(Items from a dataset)
_ _ _ _

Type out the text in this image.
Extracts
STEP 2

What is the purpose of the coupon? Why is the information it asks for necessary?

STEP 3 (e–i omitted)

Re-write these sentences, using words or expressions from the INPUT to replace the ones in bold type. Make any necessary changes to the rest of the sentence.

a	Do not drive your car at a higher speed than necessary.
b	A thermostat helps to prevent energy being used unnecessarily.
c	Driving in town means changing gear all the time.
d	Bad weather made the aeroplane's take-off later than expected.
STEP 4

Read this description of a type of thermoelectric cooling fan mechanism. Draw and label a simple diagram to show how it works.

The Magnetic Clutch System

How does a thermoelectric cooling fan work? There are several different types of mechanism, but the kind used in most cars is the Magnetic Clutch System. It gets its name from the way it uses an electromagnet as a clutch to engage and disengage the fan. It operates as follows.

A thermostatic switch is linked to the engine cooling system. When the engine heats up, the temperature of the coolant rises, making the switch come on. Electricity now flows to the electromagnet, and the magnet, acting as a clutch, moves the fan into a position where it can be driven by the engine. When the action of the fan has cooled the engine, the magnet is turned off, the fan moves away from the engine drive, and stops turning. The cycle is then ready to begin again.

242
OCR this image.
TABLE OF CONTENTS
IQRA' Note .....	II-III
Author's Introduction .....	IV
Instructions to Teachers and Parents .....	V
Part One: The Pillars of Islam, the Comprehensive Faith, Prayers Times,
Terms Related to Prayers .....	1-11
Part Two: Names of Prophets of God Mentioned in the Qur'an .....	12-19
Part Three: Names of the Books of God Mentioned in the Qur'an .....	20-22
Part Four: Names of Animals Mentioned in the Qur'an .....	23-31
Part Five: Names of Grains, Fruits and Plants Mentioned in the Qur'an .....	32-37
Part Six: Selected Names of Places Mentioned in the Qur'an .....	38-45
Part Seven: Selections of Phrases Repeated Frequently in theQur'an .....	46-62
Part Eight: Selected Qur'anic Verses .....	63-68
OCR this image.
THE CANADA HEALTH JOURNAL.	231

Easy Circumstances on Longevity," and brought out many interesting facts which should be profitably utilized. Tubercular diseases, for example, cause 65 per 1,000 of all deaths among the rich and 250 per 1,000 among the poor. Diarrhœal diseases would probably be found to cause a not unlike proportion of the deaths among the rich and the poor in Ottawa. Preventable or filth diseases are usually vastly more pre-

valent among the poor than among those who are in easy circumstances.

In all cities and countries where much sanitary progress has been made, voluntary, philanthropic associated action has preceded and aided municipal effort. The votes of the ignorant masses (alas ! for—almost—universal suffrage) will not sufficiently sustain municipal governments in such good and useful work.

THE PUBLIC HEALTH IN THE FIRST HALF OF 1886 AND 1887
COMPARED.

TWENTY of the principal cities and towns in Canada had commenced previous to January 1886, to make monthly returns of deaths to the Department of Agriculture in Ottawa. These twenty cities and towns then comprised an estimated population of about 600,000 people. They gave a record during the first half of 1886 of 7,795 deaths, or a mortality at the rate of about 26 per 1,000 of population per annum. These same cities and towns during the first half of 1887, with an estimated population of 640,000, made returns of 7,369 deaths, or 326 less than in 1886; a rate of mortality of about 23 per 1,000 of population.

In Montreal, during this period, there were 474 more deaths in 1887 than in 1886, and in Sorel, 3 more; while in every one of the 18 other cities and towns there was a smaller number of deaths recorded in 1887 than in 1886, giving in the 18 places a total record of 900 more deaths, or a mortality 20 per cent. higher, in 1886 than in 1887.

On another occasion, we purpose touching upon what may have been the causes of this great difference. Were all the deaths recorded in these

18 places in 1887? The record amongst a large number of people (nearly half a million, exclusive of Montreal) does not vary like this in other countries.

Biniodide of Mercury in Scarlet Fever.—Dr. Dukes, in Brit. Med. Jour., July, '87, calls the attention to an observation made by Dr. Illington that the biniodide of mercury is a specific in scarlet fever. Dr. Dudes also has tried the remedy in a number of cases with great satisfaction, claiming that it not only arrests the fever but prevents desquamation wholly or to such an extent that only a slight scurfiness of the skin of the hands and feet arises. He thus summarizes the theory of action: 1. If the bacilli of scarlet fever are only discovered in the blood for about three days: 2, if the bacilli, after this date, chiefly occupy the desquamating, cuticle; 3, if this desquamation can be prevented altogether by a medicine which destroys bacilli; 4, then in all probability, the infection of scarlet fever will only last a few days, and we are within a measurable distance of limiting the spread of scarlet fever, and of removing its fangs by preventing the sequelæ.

_ _ _ _

To do: Reproduce each record exactly, leaving nothing out.

Task answer:
Type out the text in this image.
Extracts
STEP 2

What is the purpose of the coupon? Why is the information it asks for necessary?

STEP 3 (e–i omitted)

Re-write these sentences, using words or expressions from the INPUT to replace the ones in bold type. Make any necessary changes to the rest of the sentence.

a	Do not drive your car at a higher speed than necessary.
b	A thermostat helps to prevent energy being used unnecessarily.
c	Driving in town means changing gear all the time.
d	Bad weather made the aeroplane's take-off later than expected.
STEP 4

Read this description of a type of thermoelectric cooling fan mechanism. Draw and label a simple diagram to show how it works.

The Magnetic Clutch System

How does a thermoelectric cooling fan work? There are several different types of mechanism, but the kind used in most cars is the Magnetic Clutch System. It gets its name from the way it uses an electromagnet as a clutch to engage and disengage the fan. It operates as follows.

A thermostatic switch is linked to the engine cooling system. When the engine heats up, the temperature of the coolant rises, making the switch come on. Electricity now flows to the electromagnet, and the magnet, acting as a clutch, moves the fan into a position where it can be driven by the engine. When the action of the fan has cooled the engine, the magnet is turned off, the fan moves away from the engine drive, and stops turning. The cycle is then ready to begin again.

242
OCR this image.
TABLE OF CONTENTS
IQRA' Note .....	II-III
Author's Introduction .....	IV
Instructions to Teachers and Parents .....	V
Part One: The Pillars of Islam, the Comprehensive Faith, Prayers Times,
Terms Related to Prayers .....	1-11
Part Two: Names of Prophets of God Mentioned in the Qur'an .....	12-19
Part Three: Names of the Books of God Mentioned in the Qur'an .....	20-22
Part Four: Names of Animals Mentioned in the Qur'an .....	23-31
Part Five: Names of Grains, Fruits and Plants Mentioned in the Qur'an .....	32-37
Part Six: Selected Names of Places Mentioned in the Qur'an .....	38-45
Part Seven: Selections of Phrases Repeated Frequently in theQur'an .....	46-62
Part Eight: Selected Qur'anic Verses .....	63-68
OCR this image.
THE CANADA HEALTH JOURNAL.	231

Easy Circumstances on Longevity," and brought out many interesting facts which should be profitably utilized. Tubercular diseases, for example, cause 65 per 1,000 of all deaths among the rich and 250 per 1,000 among the poor. Diarrhœal diseases would probably be found to cause a not unlike proportion of the deaths among the rich and the poor in Ottawa. Preventable or filth diseases are usually vastly more pre-

valent among the poor than among those who are in easy circumstances.

In all cities and countries where much sanitary progress has been made, voluntary, philanthropic associated action has preceded and aided municipal effort. The votes of the ignorant masses (alas ! for—almost—universal suffrage) will not sufficiently sustain municipal governments in such good and useful work.

THE PUBLIC HEALTH IN THE FIRST HALF OF 1886 AND 1887
COMPARED.

TWENTY of the principal cities and towns in Canada had commenced previous to January 1886, to make monthly returns of deaths to the Department of Agriculture in Ottawa. These twenty cities and towns then comprised an estimated population of about 600,000 people. They gave a record during the first half of 1886 of 7,795 deaths, or a mortality at the rate of about 26 per 1,000 of population per annum. These same cities and towns during the first half of 1887, with an estimated population of 640,000, made returns of 7,369 deaths, or 326 less than in 1886; a rate of mortality of about 23 per 1,000 of population.

In Montreal, during this period, there were 474 more deaths in 1887 than in 1886, and in Sorel, 3 more; while in every one of the 18 other cities and towns there was a smaller number of deaths recorded in 1887 than in 1886, giving in the 18 places a total record of 900 more deaths, or a mortality 20 per cent. higher, in 1886 than in 1887.

On another occasion, we purpose touching upon what may have been the causes of this great difference. Were all the deaths recorded in these

18 places in 1887? The record amongst a large number of people (nearly half a million, exclusive of Montreal) does not vary like this in other countries.

Biniodide of Mercury in Scarlet Fever.—Dr. Dukes, in Brit. Med. Jour., July, '87, calls the attention to an observation made by Dr. Illington that the biniodide of mercury is a specific in scarlet fever. Dr. Dudes also has tried the remedy in a number of cases with great satisfaction, claiming that it not only arrests the fever but prevents desquamation wholly or to such an extent that only a slight scurfiness of the skin of the hands and feet arises. He thus summarizes the theory of action: 1. If the bacilli of scarlet fever are only discovered in the blood for about three days: 2, if the bacilli, after this date, chiefly occupy the desquamating, cuticle; 3, if this desquamation can be prevented altogether by a medicine which destroys bacilli; 4, then in all probability, the infection of scarlet fever will only last a few days, and we are within a measurable distance of limiting the spread of scarlet fever, and of removing its fangs by preventing the sequelæ.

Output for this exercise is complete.